Where the word "再三出现" occurs in a line, return that line.

— start of Data provided —

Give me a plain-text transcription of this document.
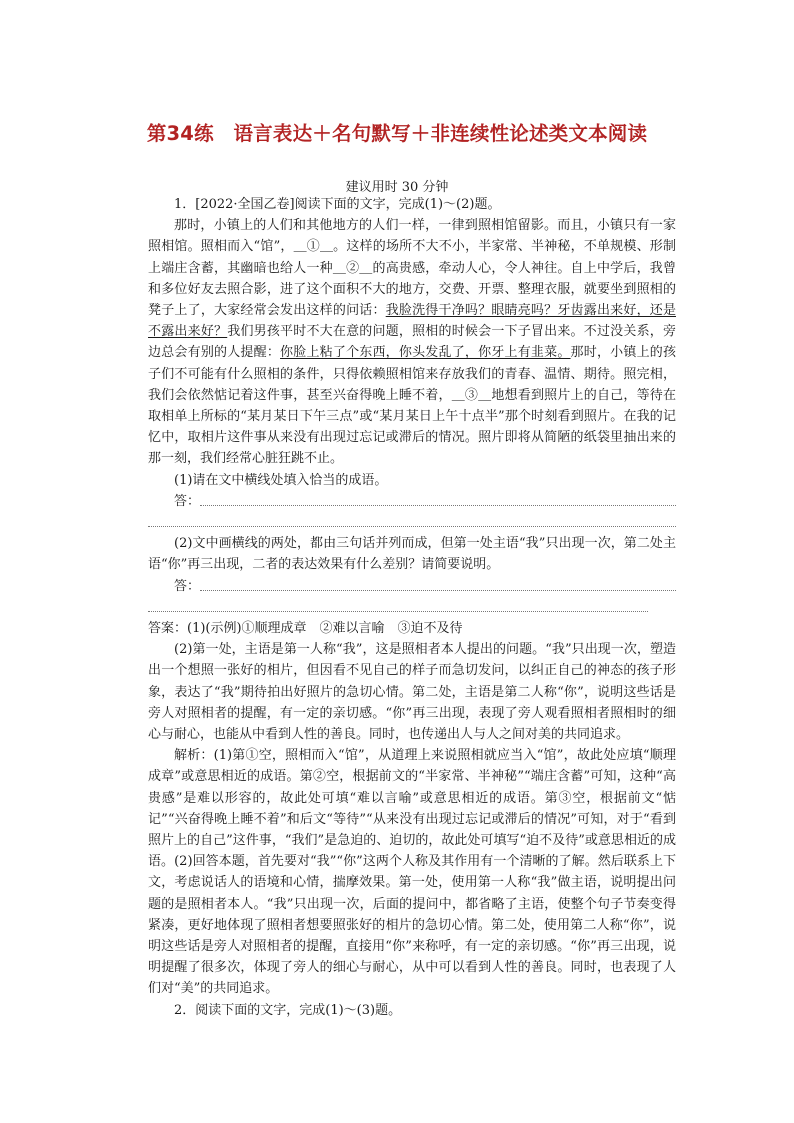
第34练　语言表达＋名句默写＋非连续性论述类文本阅读
建议用时 30 分钟

1．[2022·全国乙卷]阅读下面的文字，完成(1)～(2)题。

那时，小镇上的人们和其他地方的人们一样，一律到照相馆留影。而且，小镇只有一家照相馆。照相而入“馆”，＿①＿。这样的场所不大不小，半家常、半神秘，不单规模、形制上端庄含蓄，其幽暗也给人一种＿②＿的高贵感，牵动人心，令人神往。自上中学后，我曾和多位好友去照合影，进了这个面积不大的地方，交费、开票、整理衣服，就要坐到照相的凳子上了，大家经常会发出这样的问话：我脸洗得干净吗？眼睛亮吗？牙齿露出来好，还是不露出来好？我们男孩平时不大在意的问题，照相的时候会一下子冒出来。不过没关系，旁边总会有别的人提醒：你脸上粘了个东西，你头发乱了，你牙上有韭菜。那时，小镇上的孩子们不可能有什么照相的条件，只得依赖照相馆来存放我们的青春、温情、期待。照完相，我们会依然惦记着这件事，甚至兴奋得晚上睡不着，＿③＿地想看到照片上的自己，等待在取相单上所标的“某月某日下午三点”或“某月某日上午十点半”那个时刻看到照片。在我的记忆中，取相片这件事从来没有出现过忘记或滞后的情况。照片即将从简陋的纸袋里抽出来的那一刻，我们经常心脏狂跳不止。

(1)请在文中横线处填入恰当的成语。

答：

(2)文中画横线的两处，都由三句话并列而成，但第一处主语“我”只出现一次，第二处主语“你”再三出现，二者的表达效果有什么差别？请简要说明。

答：

答案：(1)(示例)①顺理成章　②难以言喻　③迫不及待

(2)第一处，主语是第一人称“我”，这是照相者本人提出的问题。“我”只出现一次，塑造出一个想照一张好的相片，但因看不见自己的样子而急切发问，以纠正自己的神态的孩子形象，表达了“我”期待拍出好照片的急切心情。第二处，主语是第二人称“你”，说明这些话是旁人对照相者的提醒，有一定的亲切感。“你”再三出现，表现了旁人观看照相者照相时的细心与耐心，也能从中看到人性的善良。同时，也传递出人与人之间对美的共同追求。

解析：(1)第①空，照相而入“馆”，从道理上来说照相就应当入“馆”，故此处应填“顺理成章”或意思相近的成语。第②空，根据前文的“半家常、半神秘”“端庄含蓄”可知，这种“高贵感”是难以形容的，故此处可填“难以言喻”或意思相近的成语。第③空，根据前文“惦记”“兴奋得晚上睡不着”和后文“等待”“从来没有出现过忘记或滞后的情况”可知，对于“看到照片上的自己”这件事，“我们”是急迫的、迫切的，故此处可填写“迫不及待”或意思相近的成语。(2)回答本题，首先要对“我”“你”这两个人称及其作用有一个清晰的了解。然后联系上下文，考虑说话人的语境和心情，揣摩效果。第一处，使用第一人称“我”做主语，说明提出问题的是照相者本人。“我”只出现一次，后面的提问中，都省略了主语，使整个句子节奏变得紧凑，更好地体现了照相者想要照张好的相片的急切心情。第二处，使用第二人称“你”，说明这些话是旁人对照相者的提醒，直接用“你”来称呼，有一定的亲切感。“你”再三出现，说明提醒了很多次，体现了旁人的细心与耐心，从中可以看到人性的善良。同时，也表现了人们对“美”的共同追求。

2．阅读下面的文字，完成(1)～(3)题。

— end of Data provided —

• [Full output]
(2)文中画横线的两处，都由三句话并列而成，但第一处主语“我”只出现一次，第二处主语“你”再三出现，二者的表达效果有什么差别？请简要说明。
(2)第一处，主语是第一人称“我”，这是照相者本人提出的问题。“我”只出现一次，塑造出一个想照一张好的相片，但因看不见自己的样子而急切发问，以纠正自己的神态的孩子形象，表达了“我”期待拍出好照片的急切心情。第二处，主语是第二人称“你”，说明这些话是旁人对照相者的提醒，有一定的亲切感。“你”再三出现，表现了旁人观看照相者照相时的细心与耐心，也能从中看到人性的善良。同时，也传递出人与人之间对美的共同追求。
解析：(1)第①空，照相而入“馆”，从道理上来说照相就应当入“馆”，故此处应填“顺理成章”或意思相近的成语。第②空，根据前文的“半家常、半神秘”“端庄含蓄”可知，这种“高贵感”是难以形容的，故此处可填“难以言喻”或意思相近的成语。第③空，根据前文“惦记”“兴奋得晚上睡不着”和后文“等待”“从来没有出现过忘记或滞后的情况”可知，对于“看到照片上的自己”这件事，“我们”是急迫的、迫切的，故此处可填写“迫不及待”或意思相近的成语。(2)回答本题，首先要对“我”“你”这两个人称及其作用有一个清晰的了解。然后联系上下文，考虑说话人的语境和心情，揣摩效果。第一处，使用第一人称“我”做主语，说明提出问题的是照相者本人。“我”只出现一次，后面的提问中，都省略了主语，使整个句子节奏变得紧凑，更好地体现了照相者想要照张好的相片的急切心情。第二处，使用第二人称“你”，说明这些话是旁人对照相者的提醒，直接用“你”来称呼，有一定的亲切感。“你”再三出现，说明提醒了很多次，体现了旁人的细心与耐心，从中可以看到人性的善良。同时，也表现了人们对“美”的共同追求。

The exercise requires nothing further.